▶ _Dataset_:
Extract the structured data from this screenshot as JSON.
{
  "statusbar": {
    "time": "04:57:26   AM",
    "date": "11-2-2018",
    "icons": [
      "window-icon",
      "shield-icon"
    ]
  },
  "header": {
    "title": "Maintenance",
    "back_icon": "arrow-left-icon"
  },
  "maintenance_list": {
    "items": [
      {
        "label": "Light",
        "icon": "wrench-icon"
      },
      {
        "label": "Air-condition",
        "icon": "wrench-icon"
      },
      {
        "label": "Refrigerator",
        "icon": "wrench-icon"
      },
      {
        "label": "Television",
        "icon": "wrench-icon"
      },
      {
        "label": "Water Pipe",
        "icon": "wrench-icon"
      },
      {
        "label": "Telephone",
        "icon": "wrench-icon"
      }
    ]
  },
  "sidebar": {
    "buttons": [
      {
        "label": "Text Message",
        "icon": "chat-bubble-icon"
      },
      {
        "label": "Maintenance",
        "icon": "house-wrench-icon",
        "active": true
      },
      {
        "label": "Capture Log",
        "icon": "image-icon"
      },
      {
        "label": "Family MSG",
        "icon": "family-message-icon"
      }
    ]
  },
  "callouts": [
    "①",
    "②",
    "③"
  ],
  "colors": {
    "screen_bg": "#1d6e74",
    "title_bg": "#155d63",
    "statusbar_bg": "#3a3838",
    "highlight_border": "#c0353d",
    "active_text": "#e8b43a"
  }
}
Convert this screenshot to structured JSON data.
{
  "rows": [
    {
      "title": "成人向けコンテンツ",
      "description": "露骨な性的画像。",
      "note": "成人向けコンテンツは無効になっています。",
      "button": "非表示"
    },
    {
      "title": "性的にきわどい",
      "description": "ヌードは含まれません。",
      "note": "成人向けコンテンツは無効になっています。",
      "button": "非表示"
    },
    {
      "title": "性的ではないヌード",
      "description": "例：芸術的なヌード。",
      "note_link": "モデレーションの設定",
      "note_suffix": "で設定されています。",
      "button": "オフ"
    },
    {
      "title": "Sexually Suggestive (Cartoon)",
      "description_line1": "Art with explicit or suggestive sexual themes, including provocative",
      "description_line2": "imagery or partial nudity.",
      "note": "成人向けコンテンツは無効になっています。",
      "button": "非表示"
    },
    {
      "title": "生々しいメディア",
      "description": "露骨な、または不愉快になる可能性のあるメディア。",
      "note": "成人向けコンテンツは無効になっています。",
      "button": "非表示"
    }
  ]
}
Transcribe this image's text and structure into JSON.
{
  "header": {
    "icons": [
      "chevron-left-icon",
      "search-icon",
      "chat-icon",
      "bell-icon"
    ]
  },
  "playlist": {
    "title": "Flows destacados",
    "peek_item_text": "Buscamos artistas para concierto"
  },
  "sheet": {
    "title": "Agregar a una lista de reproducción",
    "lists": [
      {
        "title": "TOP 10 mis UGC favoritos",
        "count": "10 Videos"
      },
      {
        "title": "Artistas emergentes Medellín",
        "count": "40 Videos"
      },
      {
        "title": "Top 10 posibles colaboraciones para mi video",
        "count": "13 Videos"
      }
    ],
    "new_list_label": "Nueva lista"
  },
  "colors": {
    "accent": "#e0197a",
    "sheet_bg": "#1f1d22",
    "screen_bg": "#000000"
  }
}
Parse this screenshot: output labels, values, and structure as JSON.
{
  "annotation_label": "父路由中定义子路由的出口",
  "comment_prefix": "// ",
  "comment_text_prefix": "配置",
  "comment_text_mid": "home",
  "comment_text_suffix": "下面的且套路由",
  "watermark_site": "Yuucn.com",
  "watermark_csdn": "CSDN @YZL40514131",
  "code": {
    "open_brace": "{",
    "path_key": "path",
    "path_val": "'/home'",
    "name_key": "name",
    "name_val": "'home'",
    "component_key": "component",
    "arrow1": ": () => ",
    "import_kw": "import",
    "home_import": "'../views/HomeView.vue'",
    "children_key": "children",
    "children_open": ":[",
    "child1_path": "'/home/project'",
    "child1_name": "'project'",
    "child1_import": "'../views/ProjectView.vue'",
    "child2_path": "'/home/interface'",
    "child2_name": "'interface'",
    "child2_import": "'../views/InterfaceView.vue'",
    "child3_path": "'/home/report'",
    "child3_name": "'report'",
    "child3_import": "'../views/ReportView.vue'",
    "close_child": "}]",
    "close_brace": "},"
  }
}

▶ _Stated problem_: Output the full listing without altering anything.

▶ _Reply to the task_:
Extract the structured data from this screenshot as JSON.
{
  "statusbar": {
    "time": "04:57:26   AM",
    "date": "11-2-2018",
    "icons": [
      "window-icon",
      "shield-icon"
    ]
  },
  "header": {
    "title": "Maintenance",
    "back_icon": "arrow-left-icon"
  },
  "maintenance_list": {
    "items": [
      {
        "label": "Light",
        "icon": "wrench-icon"
      },
      {
        "label": "Air-condition",
        "icon": "wrench-icon"
      },
      {
        "label": "Refrigerator",
        "icon": "wrench-icon"
      },
      {
        "label": "Television",
        "icon": "wrench-icon"
      },
      {
        "label": "Water Pipe",
        "icon": "wrench-icon"
      },
      {
        "label": "Telephone",
        "icon": "wrench-icon"
      }
    ]
  },
  "sidebar": {
    "buttons": [
      {
        "label": "Text Message",
        "icon": "chat-bubble-icon"
      },
      {
        "label": "Maintenance",
        "icon": "house-wrench-icon",
        "active": true
      },
      {
        "label": "Capture Log",
        "icon": "image-icon"
      },
      {
        "label": "Family MSG",
        "icon": "family-message-icon"
      }
    ]
  },
  "callouts": [
    "①",
    "②",
    "③"
  ],
  "colors": {
    "screen_bg": "#1d6e74",
    "title_bg": "#155d63",
    "statusbar_bg": "#3a3838",
    "highlight_border": "#c0353d",
    "active_text": "#e8b43a"
  }
}
Convert this screenshot to structured JSON data.
{
  "rows": [
    {
      "title": "成人向けコンテンツ",
      "description": "露骨な性的画像。",
      "note": "成人向けコンテンツは無効になっています。",
      "button": "非表示"
    },
    {
      "title": "性的にきわどい",
      "description": "ヌードは含まれません。",
      "note": "成人向けコンテンツは無効になっています。",
      "button": "非表示"
    },
    {
      "title": "性的ではないヌード",
      "description": "例：芸術的なヌード。",
      "note_link": "モデレーションの設定",
      "note_suffix": "で設定されています。",
      "button": "オフ"
    },
    {
      "title": "Sexually Suggestive (Cartoon)",
      "description_line1": "Art with explicit or suggestive sexual themes, including provocative",
      "description_line2": "imagery or partial nudity.",
      "note": "成人向けコンテンツは無効になっています。",
      "button": "非表示"
    },
    {
      "title": "生々しいメディア",
      "description": "露骨な、または不愉快になる可能性のあるメディア。",
      "note": "成人向けコンテンツは無効になっています。",
      "button": "非表示"
    }
  ]
}
Transcribe this image's text and structure into JSON.
{
  "header": {
    "icons": [
      "chevron-left-icon",
      "search-icon",
      "chat-icon",
      "bell-icon"
    ]
  },
  "playlist": {
    "title": "Flows destacados",
    "peek_item_text": "Buscamos artistas para concierto"
  },
  "sheet": {
    "title": "Agregar a una lista de reproducción",
    "lists": [
      {
        "title": "TOP 10 mis UGC favoritos",
        "count": "10 Videos"
      },
      {
        "title": "Artistas emergentes Medellín",
        "count": "40 Videos"
      },
      {
        "title": "Top 10 posibles colaboraciones para mi video",
        "count": "13 Videos"
      }
    ],
    "new_list_label": "Nueva lista"
  },
  "colors": {
    "accent": "#e0197a",
    "sheet_bg": "#1f1d22",
    "screen_bg": "#000000"
  }
}
Parse this screenshot: output labels, values, and structure as JSON.
{
  "annotation_label": "父路由中定义子路由的出口",
  "comment_prefix": "// ",
  "comment_text_prefix": "配置",
  "comment_text_mid": "home",
  "comment_text_suffix": "下面的且套路由",
  "watermark_site": "Yuucn.com",
  "watermark_csdn": "CSDN @YZL40514131",
  "code": {
    "open_brace": "{",
    "path_key": "path",
    "path_val": "'/home'",
    "name_key": "name",
    "name_val": "'home'",
    "component_key": "component",
    "arrow1": ": () => ",
    "import_kw": "import",
    "home_import": "'../views/HomeView.vue'",
    "children_key": "children",
    "children_open": ":[",
    "child1_path": "'/home/project'",
    "child1_name": "'project'",
    "child1_import": "'../views/ProjectView.vue'",
    "child2_path": "'/home/interface'",
    "child2_name": "'interface'",
    "child2_import": "'../views/InterfaceView.vue'",
    "child3_path": "'/home/report'",
    "child3_name": "'report'",
    "child3_import": "'../views/ReportView.vue'",
    "close_child": "}]",
    "close_brace": "},"
  }
}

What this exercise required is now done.